» DIRECTIONS FOR THIS TASK: Write out the whole of the material exactly.
# TASK MATERIAL start
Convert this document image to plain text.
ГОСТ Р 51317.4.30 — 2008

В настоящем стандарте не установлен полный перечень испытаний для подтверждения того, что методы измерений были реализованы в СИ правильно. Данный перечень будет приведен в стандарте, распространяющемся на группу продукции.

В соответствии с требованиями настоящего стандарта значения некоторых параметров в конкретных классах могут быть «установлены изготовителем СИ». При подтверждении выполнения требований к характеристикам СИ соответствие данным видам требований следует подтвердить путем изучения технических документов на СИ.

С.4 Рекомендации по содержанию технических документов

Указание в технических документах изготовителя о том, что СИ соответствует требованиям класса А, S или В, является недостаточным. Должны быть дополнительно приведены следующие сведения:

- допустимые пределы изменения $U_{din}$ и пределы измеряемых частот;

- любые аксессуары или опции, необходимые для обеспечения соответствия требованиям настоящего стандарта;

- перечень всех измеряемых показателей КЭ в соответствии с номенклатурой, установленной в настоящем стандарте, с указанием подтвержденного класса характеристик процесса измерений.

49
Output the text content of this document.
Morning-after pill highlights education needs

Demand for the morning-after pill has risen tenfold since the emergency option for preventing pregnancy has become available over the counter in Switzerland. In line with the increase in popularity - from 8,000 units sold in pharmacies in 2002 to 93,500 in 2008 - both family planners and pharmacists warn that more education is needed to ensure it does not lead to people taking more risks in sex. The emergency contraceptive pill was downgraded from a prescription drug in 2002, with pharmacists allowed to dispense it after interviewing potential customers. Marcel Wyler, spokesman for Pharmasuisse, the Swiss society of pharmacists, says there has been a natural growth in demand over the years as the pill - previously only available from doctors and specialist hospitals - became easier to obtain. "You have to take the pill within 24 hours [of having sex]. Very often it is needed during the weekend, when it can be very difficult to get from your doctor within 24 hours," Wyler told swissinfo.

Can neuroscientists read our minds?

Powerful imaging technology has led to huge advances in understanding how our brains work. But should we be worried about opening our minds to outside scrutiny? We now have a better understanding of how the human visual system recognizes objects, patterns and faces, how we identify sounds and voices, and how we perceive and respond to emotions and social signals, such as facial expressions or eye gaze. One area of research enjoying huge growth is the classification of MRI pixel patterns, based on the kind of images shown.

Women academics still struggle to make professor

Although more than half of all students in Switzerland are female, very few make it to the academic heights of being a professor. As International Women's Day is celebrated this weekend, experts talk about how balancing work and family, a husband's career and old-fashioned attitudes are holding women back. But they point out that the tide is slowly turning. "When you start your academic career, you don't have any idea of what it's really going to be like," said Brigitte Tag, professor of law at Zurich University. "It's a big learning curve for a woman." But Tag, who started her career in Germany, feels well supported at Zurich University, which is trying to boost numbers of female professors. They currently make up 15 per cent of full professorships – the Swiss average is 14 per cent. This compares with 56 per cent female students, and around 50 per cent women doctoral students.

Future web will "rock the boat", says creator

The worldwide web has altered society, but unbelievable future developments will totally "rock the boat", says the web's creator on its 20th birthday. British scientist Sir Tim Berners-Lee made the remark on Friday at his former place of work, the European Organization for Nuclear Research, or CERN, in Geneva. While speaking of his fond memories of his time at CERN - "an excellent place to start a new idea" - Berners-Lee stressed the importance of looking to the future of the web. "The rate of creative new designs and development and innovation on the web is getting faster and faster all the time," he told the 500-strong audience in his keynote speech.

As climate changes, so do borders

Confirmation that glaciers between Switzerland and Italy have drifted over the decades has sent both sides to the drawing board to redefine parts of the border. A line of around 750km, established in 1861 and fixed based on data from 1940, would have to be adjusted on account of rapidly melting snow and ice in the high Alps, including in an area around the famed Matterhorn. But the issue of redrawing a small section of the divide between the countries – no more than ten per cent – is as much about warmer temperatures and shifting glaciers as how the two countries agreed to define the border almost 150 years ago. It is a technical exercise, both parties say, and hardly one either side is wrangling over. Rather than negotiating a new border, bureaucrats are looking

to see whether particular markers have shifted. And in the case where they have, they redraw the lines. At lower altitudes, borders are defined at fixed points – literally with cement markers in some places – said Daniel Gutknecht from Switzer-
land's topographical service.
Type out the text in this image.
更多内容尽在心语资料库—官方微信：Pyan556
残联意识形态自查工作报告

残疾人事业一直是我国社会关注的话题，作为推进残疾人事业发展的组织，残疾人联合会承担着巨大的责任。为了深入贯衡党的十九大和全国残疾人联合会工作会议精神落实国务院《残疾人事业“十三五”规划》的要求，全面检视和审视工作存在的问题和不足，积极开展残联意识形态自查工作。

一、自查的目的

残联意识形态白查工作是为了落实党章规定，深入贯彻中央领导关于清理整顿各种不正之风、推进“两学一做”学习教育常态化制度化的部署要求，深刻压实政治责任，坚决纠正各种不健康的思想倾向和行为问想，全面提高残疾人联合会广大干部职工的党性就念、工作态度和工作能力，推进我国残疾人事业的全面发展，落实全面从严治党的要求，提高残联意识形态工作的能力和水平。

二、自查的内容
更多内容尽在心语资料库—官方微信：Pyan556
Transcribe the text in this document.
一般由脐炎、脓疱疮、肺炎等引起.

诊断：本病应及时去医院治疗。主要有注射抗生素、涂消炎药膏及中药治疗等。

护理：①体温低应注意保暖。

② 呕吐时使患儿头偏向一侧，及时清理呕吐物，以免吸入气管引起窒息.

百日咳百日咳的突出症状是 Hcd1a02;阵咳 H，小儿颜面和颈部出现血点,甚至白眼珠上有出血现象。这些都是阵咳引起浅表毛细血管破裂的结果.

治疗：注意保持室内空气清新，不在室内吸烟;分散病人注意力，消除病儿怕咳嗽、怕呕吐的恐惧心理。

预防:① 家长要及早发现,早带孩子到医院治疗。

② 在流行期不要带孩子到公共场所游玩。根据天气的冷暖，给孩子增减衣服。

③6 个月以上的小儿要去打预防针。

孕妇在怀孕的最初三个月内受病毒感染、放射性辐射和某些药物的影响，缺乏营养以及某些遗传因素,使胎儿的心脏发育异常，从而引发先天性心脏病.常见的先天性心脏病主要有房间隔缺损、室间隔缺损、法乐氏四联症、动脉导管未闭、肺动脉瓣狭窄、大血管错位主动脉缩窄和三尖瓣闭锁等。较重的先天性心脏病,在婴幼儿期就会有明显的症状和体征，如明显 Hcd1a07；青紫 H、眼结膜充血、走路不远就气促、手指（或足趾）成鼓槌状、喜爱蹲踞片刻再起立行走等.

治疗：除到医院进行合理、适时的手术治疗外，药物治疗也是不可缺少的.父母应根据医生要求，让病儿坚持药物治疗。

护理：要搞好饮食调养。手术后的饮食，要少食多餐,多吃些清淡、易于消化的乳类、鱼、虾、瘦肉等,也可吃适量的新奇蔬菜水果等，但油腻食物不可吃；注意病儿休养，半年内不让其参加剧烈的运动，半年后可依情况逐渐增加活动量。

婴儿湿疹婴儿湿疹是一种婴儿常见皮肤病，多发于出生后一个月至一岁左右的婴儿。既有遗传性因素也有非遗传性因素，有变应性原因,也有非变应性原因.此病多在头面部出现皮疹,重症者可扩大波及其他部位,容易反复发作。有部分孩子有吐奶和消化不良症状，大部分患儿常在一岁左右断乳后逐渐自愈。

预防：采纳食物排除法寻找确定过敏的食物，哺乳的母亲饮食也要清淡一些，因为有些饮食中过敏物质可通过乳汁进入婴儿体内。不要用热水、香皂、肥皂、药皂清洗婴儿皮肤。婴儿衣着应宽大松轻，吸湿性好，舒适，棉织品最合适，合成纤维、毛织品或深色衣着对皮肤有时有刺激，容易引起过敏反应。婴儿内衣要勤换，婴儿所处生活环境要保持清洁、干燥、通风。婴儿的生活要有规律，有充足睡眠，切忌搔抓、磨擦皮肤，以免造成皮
# TASK MATERIAL end
» TASK RESULT:
Convert this document image to plain text.
ГОСТ Р 51317.4.30 — 2008

В настоящем стандарте не установлен полный перечень испытаний для подтверждения того, что методы измерений были реализованы в СИ правильно. Данный перечень будет приведен в стандарте, распространяющемся на группу продукции.

В соответствии с требованиями настоящего стандарта значения некоторых параметров в конкретных классах могут быть «установлены изготовителем СИ». При подтверждении выполнения требований к характеристикам СИ соответствие данным видам требований следует подтвердить путем изучения технических документов на СИ.

С.4 Рекомендации по содержанию технических документов

Указание в технических документах изготовителя о том, что СИ соответствует требованиям класса А, S или В, является недостаточным. Должны быть дополнительно приведены следующие сведения:

- допустимые пределы изменения $U_{din}$ и пределы измеряемых частот;

- любые аксессуары или опции, необходимые для обеспечения соответствия требованиям настоящего стандарта;

- перечень всех измеряемых показателей КЭ в соответствии с номенклатурой, установленной в настоящем стандарте, с указанием подтвержденного класса характеристик процесса измерений.

49
Output the text content of this document.
Morning-after pill highlights education needs

Demand for the morning-after pill has risen tenfold since the emergency option for preventing pregnancy has become available over the counter in Switzerland. In line with the increase in popularity - from 8,000 units sold in pharmacies in 2002 to 93,500 in 2008 - both family planners and pharmacists warn that more education is needed to ensure it does not lead to people taking more risks in sex. The emergency contraceptive pill was downgraded from a prescription drug in 2002, with pharmacists allowed to dispense it after interviewing potential customers. Marcel Wyler, spokesman for Pharmasuisse, the Swiss society of pharmacists, says there has been a natural growth in demand over the years as the pill - previously only available from doctors and specialist hospitals - became easier to obtain. "You have to take the pill within 24 hours [of having sex]. Very often it is needed during the weekend, when it can be very difficult to get from your doctor within 24 hours," Wyler told swissinfo.

Can neuroscientists read our minds?

Powerful imaging technology has led to huge advances in understanding how our brains work. But should we be worried about opening our minds to outside scrutiny? We now have a better understanding of how the human visual system recognizes objects, patterns and faces, how we identify sounds and voices, and how we perceive and respond to emotions and social signals, such as facial expressions or eye gaze. One area of research enjoying huge growth is the classification of MRI pixel patterns, based on the kind of images shown.

Women academics still struggle to make professor

Although more than half of all students in Switzerland are female, very few make it to the academic heights of being a professor. As International Women's Day is celebrated this weekend, experts talk about how balancing work and family, a husband's career and old-fashioned attitudes are holding women back. But they point out that the tide is slowly turning. "When you start your academic career, you don't have any idea of what it's really going to be like," said Brigitte Tag, professor of law at Zurich University. "It's a big learning curve for a woman." But Tag, who started her career in Germany, feels well supported at Zurich University, which is trying to boost numbers of female professors. They currently make up 15 per cent of full professorships – the Swiss average is 14 per cent. This compares with 56 per cent female students, and around 50 per cent women doctoral students.

Future web will "rock the boat", says creator

The worldwide web has altered society, but unbelievable future developments will totally "rock the boat", says the web's creator on its 20th birthday. British scientist Sir Tim Berners-Lee made the remark on Friday at his former place of work, the European Organization for Nuclear Research, or CERN, in Geneva. While speaking of his fond memories of his time at CERN - "an excellent place to start a new idea" - Berners-Lee stressed the importance of looking to the future of the web. "The rate of creative new designs and development and innovation on the web is getting faster and faster all the time," he told the 500-strong audience in his keynote speech.

As climate changes, so do borders

Confirmation that glaciers between Switzerland and Italy have drifted over the decades has sent both sides to the drawing board to redefine parts of the border. A line of around 750km, established in 1861 and fixed based on data from 1940, would have to be adjusted on account of rapidly melting snow and ice in the high Alps, including in an area around the famed Matterhorn. But the issue of redrawing a small section of the divide between the countries – no more than ten per cent – is as much about warmer temperatures and shifting glaciers as how the two countries agreed to define the border almost 150 years ago. It is a technical exercise, both parties say, and hardly one either side is wrangling over. Rather than negotiating a new border, bureaucrats are looking

to see whether particular markers have shifted. And in the case where they have, they redraw the lines. At lower altitudes, borders are defined at fixed points – literally with cement markers in some places – said Daniel Gutknecht from Switzer-
land's topographical service.
Type out the text in this image.
更多内容尽在心语资料库—官方微信：Pyan556
残联意识形态自查工作报告

残疾人事业一直是我国社会关注的话题，作为推进残疾人事业发展的组织，残疾人联合会承担着巨大的责任。为了深入贯衡党的十九大和全国残疾人联合会工作会议精神落实国务院《残疾人事业“十三五”规划》的要求，全面检视和审视工作存在的问题和不足，积极开展残联意识形态自查工作。

一、自查的目的

残联意识形态白查工作是为了落实党章规定，深入贯彻中央领导关于清理整顿各种不正之风、推进“两学一做”学习教育常态化制度化的部署要求，深刻压实政治责任，坚决纠正各种不健康的思想倾向和行为问想，全面提高残疾人联合会广大干部职工的党性就念、工作态度和工作能力，推进我国残疾人事业的全面发展，落实全面从严治党的要求，提高残联意识形态工作的能力和水平。

二、自查的内容
更多内容尽在心语资料库—官方微信：Pyan556
Transcribe the text in this document.
一般由脐炎、脓疱疮、肺炎等引起.

诊断：本病应及时去医院治疗。主要有注射抗生素、涂消炎药膏及中药治疗等。

护理：①体温低应注意保暖。

② 呕吐时使患儿头偏向一侧，及时清理呕吐物，以免吸入气管引起窒息.

百日咳百日咳的突出症状是 Hcd1a02;阵咳 H，小儿颜面和颈部出现血点,甚至白眼珠上有出血现象。这些都是阵咳引起浅表毛细血管破裂的结果.

治疗：注意保持室内空气清新，不在室内吸烟;分散病人注意力，消除病儿怕咳嗽、怕呕吐的恐惧心理。

预防:① 家长要及早发现,早带孩子到医院治疗。

② 在流行期不要带孩子到公共场所游玩。根据天气的冷暖，给孩子增减衣服。

③6 个月以上的小儿要去打预防针。

孕妇在怀孕的最初三个月内受病毒感染、放射性辐射和某些药物的影响，缺乏营养以及某些遗传因素,使胎儿的心脏发育异常，从而引发先天性心脏病.常见的先天性心脏病主要有房间隔缺损、室间隔缺损、法乐氏四联症、动脉导管未闭、肺动脉瓣狭窄、大血管错位主动脉缩窄和三尖瓣闭锁等。较重的先天性心脏病,在婴幼儿期就会有明显的症状和体征，如明显 Hcd1a07；青紫 H、眼结膜充血、走路不远就气促、手指（或足趾）成鼓槌状、喜爱蹲踞片刻再起立行走等.

治疗：除到医院进行合理、适时的手术治疗外，药物治疗也是不可缺少的.父母应根据医生要求，让病儿坚持药物治疗。

护理：要搞好饮食调养。手术后的饮食，要少食多餐,多吃些清淡、易于消化的乳类、鱼、虾、瘦肉等,也可吃适量的新奇蔬菜水果等，但油腻食物不可吃；注意病儿休养，半年内不让其参加剧烈的运动，半年后可依情况逐渐增加活动量。

婴儿湿疹婴儿湿疹是一种婴儿常见皮肤病，多发于出生后一个月至一岁左右的婴儿。既有遗传性因素也有非遗传性因素，有变应性原因,也有非变应性原因.此病多在头面部出现皮疹,重症者可扩大波及其他部位,容易反复发作。有部分孩子有吐奶和消化不良症状，大部分患儿常在一岁左右断乳后逐渐自愈。

预防：采纳食物排除法寻找确定过敏的食物，哺乳的母亲饮食也要清淡一些，因为有些饮食中过敏物质可通过乳汁进入婴儿体内。不要用热水、香皂、肥皂、药皂清洗婴儿皮肤。婴儿衣着应宽大松轻，吸湿性好，舒适，棉织品最合适，合成纤维、毛织品或深色衣着对皮肤有时有刺激，容易引起过敏反应。婴儿内衣要勤换，婴儿所处生活环境要保持清洁、干燥、通风。婴儿的生活要有规律，有充足睡眠，切忌搔抓、磨擦皮肤，以免造成皮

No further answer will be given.